Collected data entries
□ □ □
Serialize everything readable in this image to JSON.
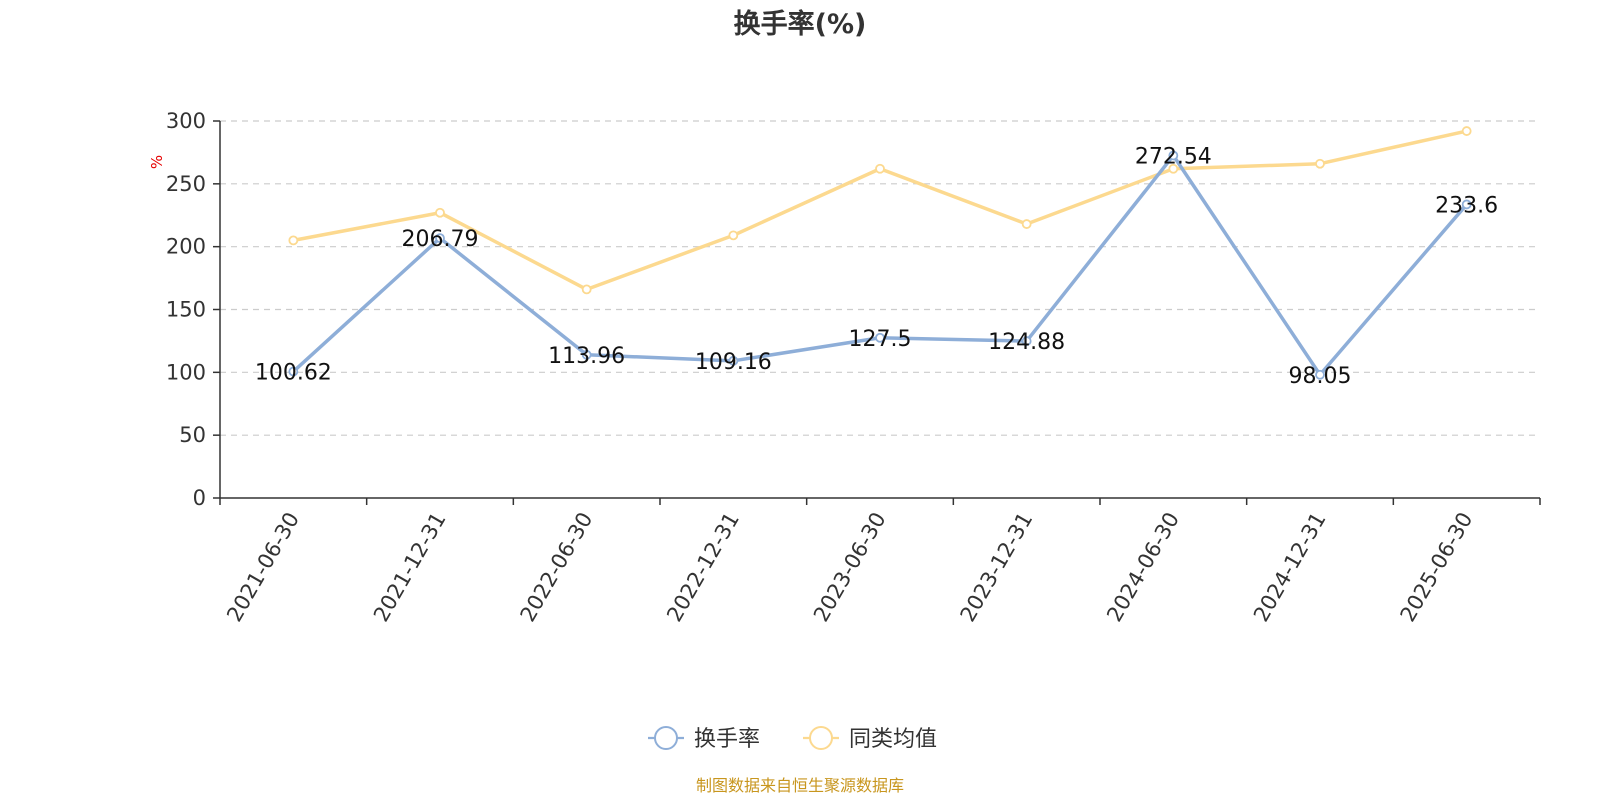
{
  "chart_data": {
    "type": "line",
    "title": "换手率(%)",
    "ylabel": "%",
    "ylim": [
      0,
      300
    ],
    "yticks": [
      0,
      50,
      100,
      150,
      200,
      250,
      300
    ],
    "grid": true,
    "legend_position": "bottom",
    "categories": [
      "2021-06-30",
      "2021-12-31",
      "2022-06-30",
      "2022-12-31",
      "2023-06-30",
      "2023-12-31",
      "2024-06-30",
      "2024-12-31",
      "2025-06-30"
    ],
    "series": [
      {
        "name": "换手率",
        "color": "#8eaed8",
        "values": [
          100.62,
          206.79,
          113.96,
          109.16,
          127.5,
          124.88,
          272.54,
          98.05,
          233.6
        ],
        "labels": [
          "100.62",
          "206.79",
          "113.96",
          "109.16",
          "127.5",
          "124.88",
          "272.54",
          "98.05",
          "233.6"
        ]
      },
      {
        "name": "同类均值",
        "color": "#fcd98f",
        "values": [
          205,
          227,
          166,
          209,
          262,
          218,
          262,
          266,
          292
        ]
      }
    ],
    "source": "制图数据来自恒生聚源数据库"
  }
}
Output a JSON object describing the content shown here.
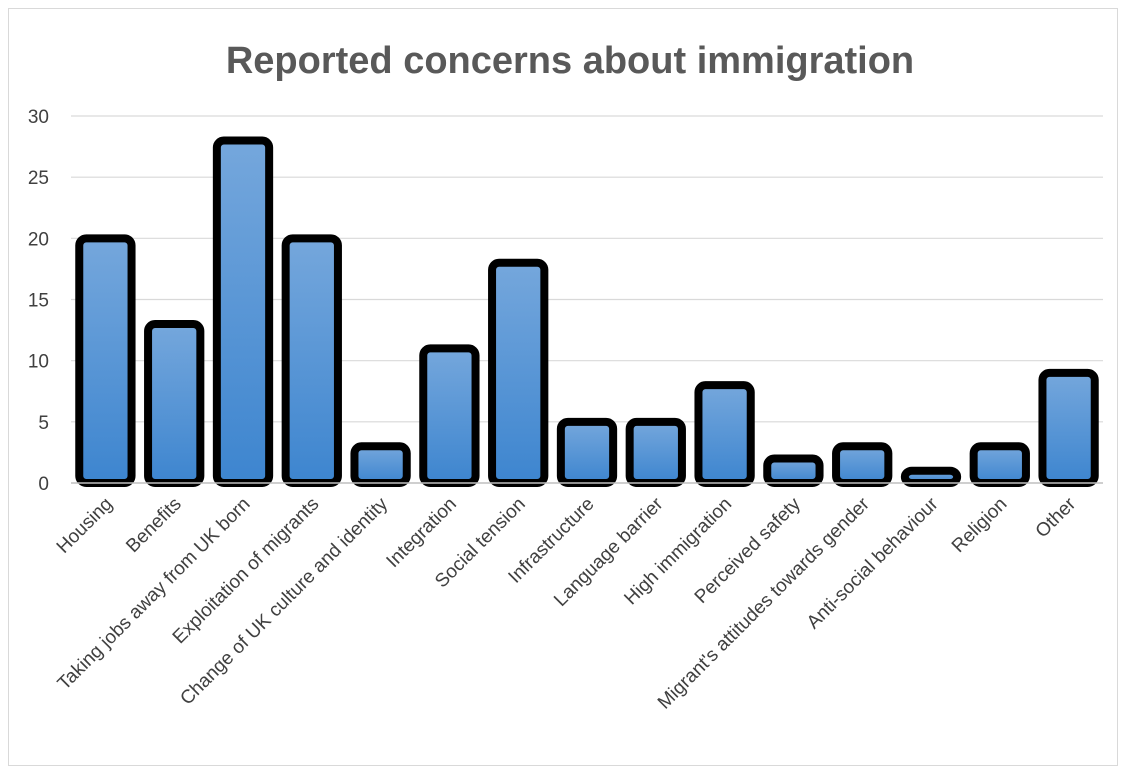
{
  "chart_data": {
    "type": "bar",
    "title": "Reported concerns about immigration",
    "xlabel": "",
    "ylabel": "",
    "ylim": [
      0,
      30
    ],
    "yticks": [
      0,
      5,
      10,
      15,
      20,
      25,
      30
    ],
    "grid": true,
    "legend": "none",
    "categories": [
      "Housing",
      "Benefits",
      "Taking jobs away from UK born",
      "Exploitation of migrants",
      "Change of UK culture and identity",
      "Integration",
      "Social tension",
      "Infrastructure",
      "Language barrier",
      "High immigration",
      "Perceived safety",
      "Migrant's attitudes towards gender",
      "Anti-social behaviour",
      "Religion",
      "Other"
    ],
    "values": [
      20,
      13,
      28,
      20,
      3,
      11,
      18,
      5,
      5,
      8,
      2,
      3,
      1,
      3,
      9
    ],
    "colors": {
      "bar_top": "#75a7dc",
      "bar_bottom": "#3d85cf",
      "bar_outline": "#000000"
    }
  }
}
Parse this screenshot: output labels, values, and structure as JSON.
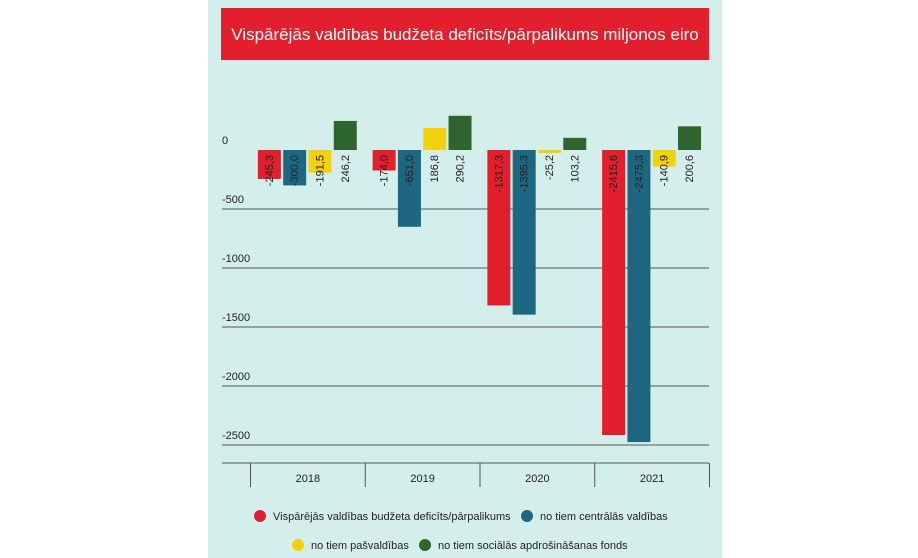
{
  "chart_data": {
    "type": "bar",
    "title": "Vispārējās valdības budžeta deficīts/pārpalikums miljonos eiro",
    "categories": [
      "2018",
      "2019",
      "2020",
      "2021"
    ],
    "series": [
      {
        "name": "Vispārējās valdības budžeta deficīts/pārpalikums",
        "color": "#e31f2d",
        "values": [
          -245.3,
          -174.0,
          -1317.3,
          -2415.6
        ],
        "value_labels": [
          "-245,3",
          "-174,0",
          "-1317,3",
          "-2415,6"
        ]
      },
      {
        "name": "no tiem centrālās valdības",
        "color": "#1d6880",
        "values": [
          -300.0,
          -651.0,
          -1395.3,
          -2475.3
        ],
        "value_labels": [
          "-300,0",
          "-651,0",
          "-1395,3",
          "-2475,3"
        ]
      },
      {
        "name": "no tiem pašvaldības",
        "color": "#f3d20c",
        "values": [
          -191.5,
          186.8,
          -25.2,
          -140.9
        ],
        "value_labels": [
          "-191,5",
          "186,8",
          "-25,2",
          "-140,9"
        ]
      },
      {
        "name": "no tiem sociālās apdrošināšanas fonds",
        "color": "#2f6630",
        "values": [
          246.2,
          290.2,
          103.2,
          200.6
        ],
        "value_labels": [
          "246,2",
          "290,2",
          "103,2",
          "200,6"
        ]
      }
    ],
    "ylim": [
      -2600,
      400
    ],
    "yticks": [
      0,
      -500,
      -1000,
      -1500,
      -2000,
      -2500
    ],
    "grid": true
  }
}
□ □ □
- [Exercise requirements]: Omit every picture, then repeat the remaining data exactly as it appears above.

- [The solution]:
Serialize everything readable in this image to JSON.
{
  "chart_data": {
    "type": "line",
    "title": "换手率(%)",
    "ylabel": "%",
    "ylim": [
      0,
      300
    ],
    "yticks": [
      0,
      50,
      100,
      150,
      200,
      250,
      300
    ],
    "grid": true,
    "legend_position": "bottom",
    "categories": [
      "2021-06-30",
      "2021-12-31",
      "2022-06-30",
      "2022-12-31",
      "2023-06-30",
      "2023-12-31",
      "2024-06-30",
      "2024-12-31",
      "2025-06-30"
    ],
    "series": [
      {
        "name": "换手率",
        "color": "#8eaed8",
        "values": [
          100.62,
          206.79,
          113.96,
          109.16,
          127.5,
          124.88,
          272.54,
          98.05,
          233.6
        ],
        "labels": [
          "100.62",
          "206.79",
          "113.96",
          "109.16",
          "127.5",
          "124.88",
          "272.54",
          "98.05",
          "233.6"
        ]
      },
      {
        "name": "同类均值",
        "color": "#fcd98f",
        "values": [
          205,
          227,
          166,
          209,
          262,
          218,
          262,
          266,
          292
        ]
      }
    ],
    "source": "制图数据来自恒生聚源数据库"
  }
}
Output a JSON object describing the content shown here.
{
  "chart_data": {
    "type": "bar",
    "title": "Reported concerns about immigration",
    "xlabel": "",
    "ylabel": "",
    "ylim": [
      0,
      30
    ],
    "yticks": [
      0,
      5,
      10,
      15,
      20,
      25,
      30
    ],
    "grid": true,
    "legend": "none",
    "categories": [
      "Housing",
      "Benefits",
      "Taking jobs away from UK born",
      "Exploitation of migrants",
      "Change of UK culture and identity",
      "Integration",
      "Social tension",
      "Infrastructure",
      "Language barrier",
      "High immigration",
      "Perceived safety",
      "Migrant's attitudes towards gender",
      "Anti-social behaviour",
      "Religion",
      "Other"
    ],
    "values": [
      20,
      13,
      28,
      20,
      3,
      11,
      18,
      5,
      5,
      8,
      2,
      3,
      1,
      3,
      9
    ],
    "colors": {
      "bar_top": "#75a7dc",
      "bar_bottom": "#3d85cf",
      "bar_outline": "#000000"
    }
  }
}
Parse this screenshot: output labels, values, and structure as JSON.
{
  "chart_data": {
    "type": "bar",
    "title": "Vispārējās valdības budžeta deficīts/pārpalikums miljonos eiro",
    "categories": [
      "2018",
      "2019",
      "2020",
      "2021"
    ],
    "series": [
      {
        "name": "Vispārējās valdības budžeta deficīts/pārpalikums",
        "color": "#e31f2d",
        "values": [
          -245.3,
          -174.0,
          -1317.3,
          -2415.6
        ],
        "value_labels": [
          "-245,3",
          "-174,0",
          "-1317,3",
          "-2415,6"
        ]
      },
      {
        "name": "no tiem centrālās valdības",
        "color": "#1d6880",
        "values": [
          -300.0,
          -651.0,
          -1395.3,
          -2475.3
        ],
        "value_labels": [
          "-300,0",
          "-651,0",
          "-1395,3",
          "-2475,3"
        ]
      },
      {
        "name": "no tiem pašvaldības",
        "color": "#f3d20c",
        "values": [
          -191.5,
          186.8,
          -25.2,
          -140.9
        ],
        "value_labels": [
          "-191,5",
          "186,8",
          "-25,2",
          "-140,9"
        ]
      },
      {
        "name": "no tiem sociālās apdrošināšanas fonds",
        "color": "#2f6630",
        "values": [
          246.2,
          290.2,
          103.2,
          200.6
        ],
        "value_labels": [
          "246,2",
          "290,2",
          "103,2",
          "200,6"
        ]
      }
    ],
    "ylim": [
      -2600,
      400
    ],
    "yticks": [
      0,
      -500,
      -1000,
      -1500,
      -2000,
      -2500
    ],
    "grid": true
  }
}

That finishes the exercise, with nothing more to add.